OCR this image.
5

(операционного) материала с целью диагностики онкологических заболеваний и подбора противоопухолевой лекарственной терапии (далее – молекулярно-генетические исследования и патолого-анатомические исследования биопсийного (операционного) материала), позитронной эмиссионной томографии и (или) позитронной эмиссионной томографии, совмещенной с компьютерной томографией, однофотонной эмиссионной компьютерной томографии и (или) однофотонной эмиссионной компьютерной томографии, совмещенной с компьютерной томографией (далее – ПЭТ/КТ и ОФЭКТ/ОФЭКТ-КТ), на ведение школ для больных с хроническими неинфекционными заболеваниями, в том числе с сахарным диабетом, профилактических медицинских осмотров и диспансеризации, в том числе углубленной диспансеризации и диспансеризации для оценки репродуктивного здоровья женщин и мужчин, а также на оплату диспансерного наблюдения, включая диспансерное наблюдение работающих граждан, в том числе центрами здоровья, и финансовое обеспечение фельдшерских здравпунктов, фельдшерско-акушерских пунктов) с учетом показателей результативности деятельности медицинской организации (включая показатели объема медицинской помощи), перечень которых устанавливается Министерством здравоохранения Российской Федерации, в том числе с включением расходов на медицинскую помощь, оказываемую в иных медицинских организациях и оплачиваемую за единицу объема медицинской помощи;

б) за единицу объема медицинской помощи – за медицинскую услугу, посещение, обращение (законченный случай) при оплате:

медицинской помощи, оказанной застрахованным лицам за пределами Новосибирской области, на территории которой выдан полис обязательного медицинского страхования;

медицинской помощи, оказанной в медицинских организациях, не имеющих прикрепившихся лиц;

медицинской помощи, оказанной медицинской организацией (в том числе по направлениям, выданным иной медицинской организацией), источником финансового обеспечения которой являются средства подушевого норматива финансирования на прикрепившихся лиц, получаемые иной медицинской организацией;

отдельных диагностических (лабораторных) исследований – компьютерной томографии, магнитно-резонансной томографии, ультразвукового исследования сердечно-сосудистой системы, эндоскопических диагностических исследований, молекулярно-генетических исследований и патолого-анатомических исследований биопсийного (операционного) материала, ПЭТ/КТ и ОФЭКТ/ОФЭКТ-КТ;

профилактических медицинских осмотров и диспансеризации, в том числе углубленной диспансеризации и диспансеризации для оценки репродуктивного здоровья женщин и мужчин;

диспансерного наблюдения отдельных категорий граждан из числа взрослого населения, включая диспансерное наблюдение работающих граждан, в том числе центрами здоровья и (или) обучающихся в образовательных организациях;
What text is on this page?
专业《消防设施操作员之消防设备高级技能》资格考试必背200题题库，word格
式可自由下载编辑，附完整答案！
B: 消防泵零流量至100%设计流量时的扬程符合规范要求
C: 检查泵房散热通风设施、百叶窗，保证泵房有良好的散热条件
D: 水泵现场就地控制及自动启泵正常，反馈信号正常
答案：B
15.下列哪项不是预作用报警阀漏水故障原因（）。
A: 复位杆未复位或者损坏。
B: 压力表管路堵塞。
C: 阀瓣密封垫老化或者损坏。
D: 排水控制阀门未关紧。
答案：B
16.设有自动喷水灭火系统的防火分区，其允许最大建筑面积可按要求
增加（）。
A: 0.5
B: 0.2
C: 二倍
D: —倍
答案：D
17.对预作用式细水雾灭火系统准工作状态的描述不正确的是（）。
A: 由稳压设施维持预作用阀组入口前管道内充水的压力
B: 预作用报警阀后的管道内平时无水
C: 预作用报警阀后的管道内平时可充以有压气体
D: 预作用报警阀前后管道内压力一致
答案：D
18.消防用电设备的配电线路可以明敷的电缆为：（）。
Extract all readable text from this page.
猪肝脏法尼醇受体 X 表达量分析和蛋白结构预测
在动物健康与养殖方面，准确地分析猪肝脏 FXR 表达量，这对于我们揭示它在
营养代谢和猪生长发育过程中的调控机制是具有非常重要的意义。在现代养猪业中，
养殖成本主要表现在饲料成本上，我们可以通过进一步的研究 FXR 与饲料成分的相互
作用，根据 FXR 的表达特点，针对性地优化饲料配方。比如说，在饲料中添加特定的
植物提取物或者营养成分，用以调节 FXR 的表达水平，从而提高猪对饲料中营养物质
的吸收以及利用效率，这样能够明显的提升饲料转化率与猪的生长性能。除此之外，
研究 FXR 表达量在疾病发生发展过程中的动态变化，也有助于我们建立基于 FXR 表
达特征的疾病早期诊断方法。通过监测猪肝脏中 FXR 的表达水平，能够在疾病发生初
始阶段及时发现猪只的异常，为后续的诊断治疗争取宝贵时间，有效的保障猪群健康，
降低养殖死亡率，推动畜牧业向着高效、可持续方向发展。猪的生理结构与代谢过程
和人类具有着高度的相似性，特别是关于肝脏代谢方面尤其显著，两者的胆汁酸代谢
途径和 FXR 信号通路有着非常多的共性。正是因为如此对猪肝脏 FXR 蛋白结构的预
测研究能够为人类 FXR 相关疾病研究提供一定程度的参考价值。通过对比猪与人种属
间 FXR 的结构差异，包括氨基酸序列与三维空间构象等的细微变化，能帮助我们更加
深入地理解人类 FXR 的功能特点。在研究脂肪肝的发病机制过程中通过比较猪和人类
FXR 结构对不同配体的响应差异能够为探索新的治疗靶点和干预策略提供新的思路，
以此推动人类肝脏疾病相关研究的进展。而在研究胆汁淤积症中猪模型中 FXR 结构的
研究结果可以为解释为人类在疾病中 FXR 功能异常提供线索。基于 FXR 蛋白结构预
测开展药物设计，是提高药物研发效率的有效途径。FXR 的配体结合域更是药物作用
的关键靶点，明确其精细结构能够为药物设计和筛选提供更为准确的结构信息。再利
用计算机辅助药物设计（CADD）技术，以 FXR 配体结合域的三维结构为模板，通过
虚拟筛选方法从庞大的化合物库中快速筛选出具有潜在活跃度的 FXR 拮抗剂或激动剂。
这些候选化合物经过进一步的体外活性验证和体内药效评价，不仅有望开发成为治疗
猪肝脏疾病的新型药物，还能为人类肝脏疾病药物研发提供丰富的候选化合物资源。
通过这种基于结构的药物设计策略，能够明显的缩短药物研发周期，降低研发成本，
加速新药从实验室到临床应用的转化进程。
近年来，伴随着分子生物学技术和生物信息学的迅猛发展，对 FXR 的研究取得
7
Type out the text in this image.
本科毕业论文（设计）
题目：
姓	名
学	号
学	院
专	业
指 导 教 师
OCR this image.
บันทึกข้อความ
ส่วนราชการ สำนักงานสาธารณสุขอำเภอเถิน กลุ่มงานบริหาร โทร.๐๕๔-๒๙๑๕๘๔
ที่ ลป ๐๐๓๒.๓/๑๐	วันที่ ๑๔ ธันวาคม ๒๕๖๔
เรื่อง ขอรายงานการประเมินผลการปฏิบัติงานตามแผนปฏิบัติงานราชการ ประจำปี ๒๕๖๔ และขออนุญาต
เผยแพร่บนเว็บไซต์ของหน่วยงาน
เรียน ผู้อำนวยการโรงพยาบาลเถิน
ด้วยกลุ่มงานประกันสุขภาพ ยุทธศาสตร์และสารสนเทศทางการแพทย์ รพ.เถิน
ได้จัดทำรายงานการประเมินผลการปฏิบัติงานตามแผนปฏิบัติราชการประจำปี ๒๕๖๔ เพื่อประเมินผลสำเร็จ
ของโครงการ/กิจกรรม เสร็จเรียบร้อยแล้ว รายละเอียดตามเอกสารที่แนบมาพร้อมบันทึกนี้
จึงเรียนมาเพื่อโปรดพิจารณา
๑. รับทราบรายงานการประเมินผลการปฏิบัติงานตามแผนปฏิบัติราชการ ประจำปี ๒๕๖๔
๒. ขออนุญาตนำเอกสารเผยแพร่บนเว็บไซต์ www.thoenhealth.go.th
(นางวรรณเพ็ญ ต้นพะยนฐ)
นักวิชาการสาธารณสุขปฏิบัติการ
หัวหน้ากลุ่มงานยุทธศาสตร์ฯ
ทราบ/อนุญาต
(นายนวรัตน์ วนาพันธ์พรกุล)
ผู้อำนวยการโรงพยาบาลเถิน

..........

■ What you need to do ■
Exactly as written, give again every line from the one containing "Type out the text in this image." through the last line of the material above, and no other lines.

■ Answer to this task ■
Type out the text in this image.
本科毕业论文（设计）
题目：
姓	名
学	号
学	院
专	业
指 导 教 师
OCR this image.
บันทึกข้อความ
ส่วนราชการ สำนักงานสาธารณสุขอำเภอเถิน กลุ่มงานบริหาร โทร.๐๕๔-๒๙๑๕๘๔
ที่ ลป ๐๐๓๒.๓/๑๐	วันที่ ๑๔ ธันวาคม ๒๕๖๔
เรื่อง ขอรายงานการประเมินผลการปฏิบัติงานตามแผนปฏิบัติงานราชการ ประจำปี ๒๕๖๔ และขออนุญาต
เผยแพร่บนเว็บไซต์ของหน่วยงาน
เรียน ผู้อำนวยการโรงพยาบาลเถิน
ด้วยกลุ่มงานประกันสุขภาพ ยุทธศาสตร์และสารสนเทศทางการแพทย์ รพ.เถิน
ได้จัดทำรายงานการประเมินผลการปฏิบัติงานตามแผนปฏิบัติราชการประจำปี ๒๕๖๔ เพื่อประเมินผลสำเร็จ
ของโครงการ/กิจกรรม เสร็จเรียบร้อยแล้ว รายละเอียดตามเอกสารที่แนบมาพร้อมบันทึกนี้
จึงเรียนมาเพื่อโปรดพิจารณา
๑. รับทราบรายงานการประเมินผลการปฏิบัติงานตามแผนปฏิบัติราชการ ประจำปี ๒๕๖๔
๒. ขออนุญาตนำเอกสารเผยแพร่บนเว็บไซต์ www.thoenhealth.go.th
(นางวรรณเพ็ญ ต้นพะยนฐ)
นักวิชาการสาธารณสุขปฏิบัติการ
หัวหน้ากลุ่มงานยุทธศาสตร์ฯ
ทราบ/อนุญาต
(นายนวรัตน์ วนาพันธ์พรกุล)
ผู้อำนวยการโรงพยาบาลเถิน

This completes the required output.